::: Provided records

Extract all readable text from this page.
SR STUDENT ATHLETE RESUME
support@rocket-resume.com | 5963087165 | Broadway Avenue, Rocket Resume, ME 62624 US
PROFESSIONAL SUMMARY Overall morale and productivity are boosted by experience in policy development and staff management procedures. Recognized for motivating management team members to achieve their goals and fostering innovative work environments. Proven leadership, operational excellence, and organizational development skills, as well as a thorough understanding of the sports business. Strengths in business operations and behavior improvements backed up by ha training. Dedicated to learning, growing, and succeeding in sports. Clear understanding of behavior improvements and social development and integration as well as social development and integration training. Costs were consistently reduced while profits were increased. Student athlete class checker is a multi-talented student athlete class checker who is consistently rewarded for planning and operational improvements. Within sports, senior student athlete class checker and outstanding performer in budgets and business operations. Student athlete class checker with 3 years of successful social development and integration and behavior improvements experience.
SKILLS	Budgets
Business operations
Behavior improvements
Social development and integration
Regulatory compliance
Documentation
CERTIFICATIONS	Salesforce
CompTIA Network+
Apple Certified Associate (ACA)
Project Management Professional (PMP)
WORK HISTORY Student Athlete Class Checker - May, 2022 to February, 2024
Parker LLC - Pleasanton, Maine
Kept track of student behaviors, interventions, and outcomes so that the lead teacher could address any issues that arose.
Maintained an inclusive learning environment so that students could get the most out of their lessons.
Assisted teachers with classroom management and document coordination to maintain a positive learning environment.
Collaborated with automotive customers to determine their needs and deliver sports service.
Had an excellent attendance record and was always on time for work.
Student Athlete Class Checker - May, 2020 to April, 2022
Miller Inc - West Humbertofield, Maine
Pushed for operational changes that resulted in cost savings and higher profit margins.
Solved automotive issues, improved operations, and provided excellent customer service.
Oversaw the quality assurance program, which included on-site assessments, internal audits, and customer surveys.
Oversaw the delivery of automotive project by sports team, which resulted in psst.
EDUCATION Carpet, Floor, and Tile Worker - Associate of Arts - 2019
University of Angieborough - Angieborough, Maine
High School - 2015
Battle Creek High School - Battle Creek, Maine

::::::

All lines above containing the string "with" are to be collected.

PROFESSIONAL SUMMARY Overall morale and productivity are boosted by experience in policy development and staff management procedures. Recognized for motivating management team members to achieve their goals and fostering innovative work environments. Proven leadership, operational excellence, and organizational development skills, as well as a thorough understanding of the sports business. Strengths in business operations and behavior improvements backed up by ha training. Dedicated to learning, growing, and succeeding in sports. Clear understanding of behavior improvements and social development and integration as well as social development and integration training. Costs were consistently reduced while profits were increased. Student athlete class checker is a multi-talented student athlete class checker who is consistently rewarded for planning and operational improvements. Within sports, senior student athlete class checker and outstanding performer in budgets and business operations. Student athlete class checker with 3 years of successful social development and integration and behavior improvements experience.
Assisted teachers with classroom management and document coordination to maintain a positive learning environment.
Collaborated with automotive customers to determine their needs and deliver sports service.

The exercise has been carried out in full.